[begin SOURCE DATA]

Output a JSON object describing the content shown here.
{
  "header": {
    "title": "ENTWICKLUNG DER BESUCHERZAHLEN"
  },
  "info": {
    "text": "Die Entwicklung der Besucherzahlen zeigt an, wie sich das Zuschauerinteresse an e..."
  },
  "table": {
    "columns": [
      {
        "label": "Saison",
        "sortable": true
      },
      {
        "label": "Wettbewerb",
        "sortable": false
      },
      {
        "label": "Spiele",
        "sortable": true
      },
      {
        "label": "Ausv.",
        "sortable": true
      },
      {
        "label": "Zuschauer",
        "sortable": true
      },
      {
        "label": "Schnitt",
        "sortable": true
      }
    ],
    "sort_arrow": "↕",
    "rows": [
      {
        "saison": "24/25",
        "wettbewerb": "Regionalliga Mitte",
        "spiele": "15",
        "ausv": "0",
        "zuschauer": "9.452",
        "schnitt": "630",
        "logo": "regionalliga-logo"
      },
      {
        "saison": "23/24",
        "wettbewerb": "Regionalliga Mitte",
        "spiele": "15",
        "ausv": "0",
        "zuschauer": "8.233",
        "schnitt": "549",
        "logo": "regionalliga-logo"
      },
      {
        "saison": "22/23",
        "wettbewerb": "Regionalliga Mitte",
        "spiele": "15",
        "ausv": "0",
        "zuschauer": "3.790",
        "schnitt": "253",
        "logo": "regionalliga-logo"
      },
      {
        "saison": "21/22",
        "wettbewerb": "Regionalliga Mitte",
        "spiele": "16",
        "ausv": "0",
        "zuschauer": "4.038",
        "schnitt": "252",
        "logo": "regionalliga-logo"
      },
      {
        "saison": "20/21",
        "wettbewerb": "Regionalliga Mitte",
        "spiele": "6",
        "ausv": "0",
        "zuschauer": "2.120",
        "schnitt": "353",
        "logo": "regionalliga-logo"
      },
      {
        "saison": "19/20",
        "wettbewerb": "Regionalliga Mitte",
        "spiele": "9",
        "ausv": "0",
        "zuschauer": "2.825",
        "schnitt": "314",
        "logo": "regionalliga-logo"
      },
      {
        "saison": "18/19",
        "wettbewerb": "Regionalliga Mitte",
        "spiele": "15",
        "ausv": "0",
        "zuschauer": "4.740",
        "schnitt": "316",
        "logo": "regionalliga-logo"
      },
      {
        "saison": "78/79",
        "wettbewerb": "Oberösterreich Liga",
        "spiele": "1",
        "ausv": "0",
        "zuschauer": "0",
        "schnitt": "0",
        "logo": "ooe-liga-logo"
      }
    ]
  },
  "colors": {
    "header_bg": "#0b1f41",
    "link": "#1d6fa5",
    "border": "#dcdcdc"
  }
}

[end SOURCE DATA]

▸ **WRITTEN EXERCISE**
Write out the full listing exactly as given.

▸ **RESULT FOR THIS TASK**
Output a JSON object describing the content shown here.
{
  "header": {
    "title": "ENTWICKLUNG DER BESUCHERZAHLEN"
  },
  "info": {
    "text": "Die Entwicklung der Besucherzahlen zeigt an, wie sich das Zuschauerinteresse an e..."
  },
  "table": {
    "columns": [
      {
        "label": "Saison",
        "sortable": true
      },
      {
        "label": "Wettbewerb",
        "sortable": false
      },
      {
        "label": "Spiele",
        "sortable": true
      },
      {
        "label": "Ausv.",
        "sortable": true
      },
      {
        "label": "Zuschauer",
        "sortable": true
      },
      {
        "label": "Schnitt",
        "sortable": true
      }
    ],
    "sort_arrow": "↕",
    "rows": [
      {
        "saison": "24/25",
        "wettbewerb": "Regionalliga Mitte",
        "spiele": "15",
        "ausv": "0",
        "zuschauer": "9.452",
        "schnitt": "630",
        "logo": "regionalliga-logo"
      },
      {
        "saison": "23/24",
        "wettbewerb": "Regionalliga Mitte",
        "spiele": "15",
        "ausv": "0",
        "zuschauer": "8.233",
        "schnitt": "549",
        "logo": "regionalliga-logo"
      },
      {
        "saison": "22/23",
        "wettbewerb": "Regionalliga Mitte",
        "spiele": "15",
        "ausv": "0",
        "zuschauer": "3.790",
        "schnitt": "253",
        "logo": "regionalliga-logo"
      },
      {
        "saison": "21/22",
        "wettbewerb": "Regionalliga Mitte",
        "spiele": "16",
        "ausv": "0",
        "zuschauer": "4.038",
        "schnitt": "252",
        "logo": "regionalliga-logo"
      },
      {
        "saison": "20/21",
        "wettbewerb": "Regionalliga Mitte",
        "spiele": "6",
        "ausv": "0",
        "zuschauer": "2.120",
        "schnitt": "353",
        "logo": "regionalliga-logo"
      },
      {
        "saison": "19/20",
        "wettbewerb": "Regionalliga Mitte",
        "spiele": "9",
        "ausv": "0",
        "zuschauer": "2.825",
        "schnitt": "314",
        "logo": "regionalliga-logo"
      },
      {
        "saison": "18/19",
        "wettbewerb": "Regionalliga Mitte",
        "spiele": "15",
        "ausv": "0",
        "zuschauer": "4.740",
        "schnitt": "316",
        "logo": "regionalliga-logo"
      },
      {
        "saison": "78/79",
        "wettbewerb": "Oberösterreich Liga",
        "spiele": "1",
        "ausv": "0",
        "zuschauer": "0",
        "schnitt": "0",
        "logo": "ooe-liga-logo"
      }
    ]
  },
  "colors": {
    "header_bg": "#0b1f41",
    "link": "#1d6fa5",
    "border": "#dcdcdc"
  }
}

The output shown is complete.